*Exercise objective*
Check each line of the material below, and copy it if it holds the string "content".

Stored data entries
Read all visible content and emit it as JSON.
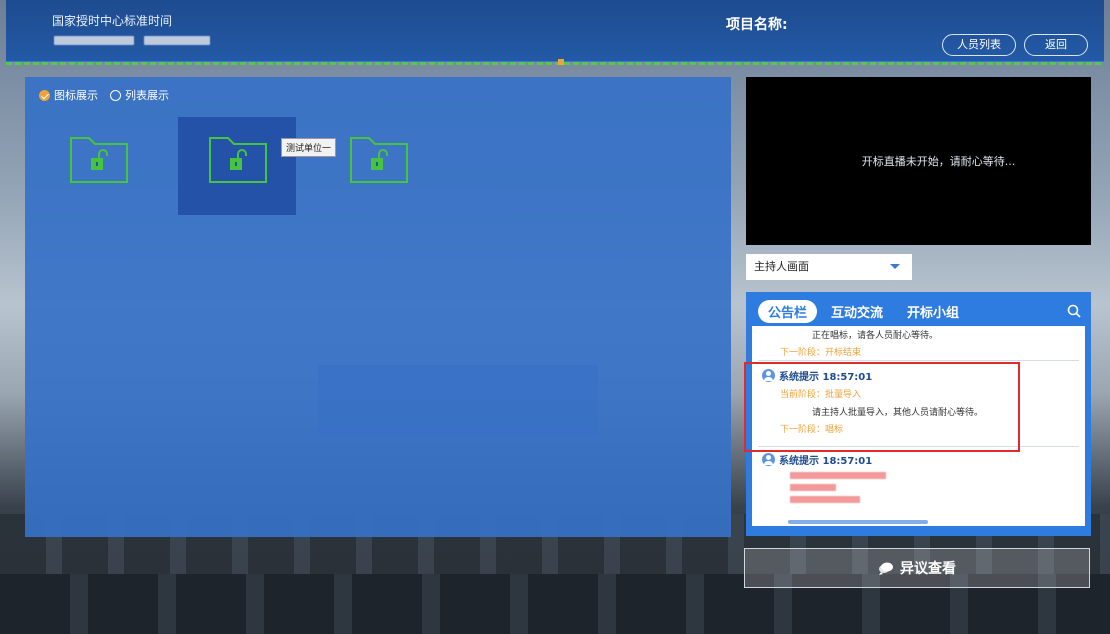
{
  "header": {
    "system_name": "国家授时中心标准时间",
    "project_label": "项目名称:",
    "buttons": {
      "people_list": "人员列表",
      "back": "返回"
    }
  },
  "view_toggle": {
    "icon_view": "图标展示",
    "list_view": "列表展示",
    "selected": "icon_view"
  },
  "folders": [
    {
      "name": "folder-1",
      "state": "unlocked"
    },
    {
      "name": "folder-2",
      "state": "unlocked",
      "selected": true,
      "tooltip": "测试单位一"
    },
    {
      "name": "folder-3",
      "state": "unlocked"
    }
  ],
  "video": {
    "status_text": "开标直播未开始，请耐心等待..."
  },
  "host_select": {
    "value": "主持人画面"
  },
  "notice": {
    "tabs": [
      "公告栏",
      "互动交流",
      "开标小组"
    ],
    "active_tab": "公告栏",
    "messages": [
      {
        "content": "正在唱标，请各人员耐心等待。",
        "next_stage": "下一阶段：开标结束"
      },
      {
        "sender": "系统提示 18:57:01",
        "current_stage": "当前阶段：批量导入",
        "content": "请主持人批量导入，其他人员请耐心等待。",
        "next_stage": "下一阶段：唱标"
      },
      {
        "sender": "系统提示 18:57:01"
      }
    ]
  },
  "objection_button": "异议查看",
  "colors": {
    "header_blue": "#235aa6",
    "panel_blue": "#3671c7",
    "accent_orange": "#f0a23a",
    "folder_green": "#47c43f",
    "highlight_red": "#e22a2a"
  }
}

*Solved exercise*
Read all visible content and emit it as JSON.
        "content": "正在唱标，请各人员耐心等待。",
        "content": "请主持人批量导入，其他人员请耐心等待。",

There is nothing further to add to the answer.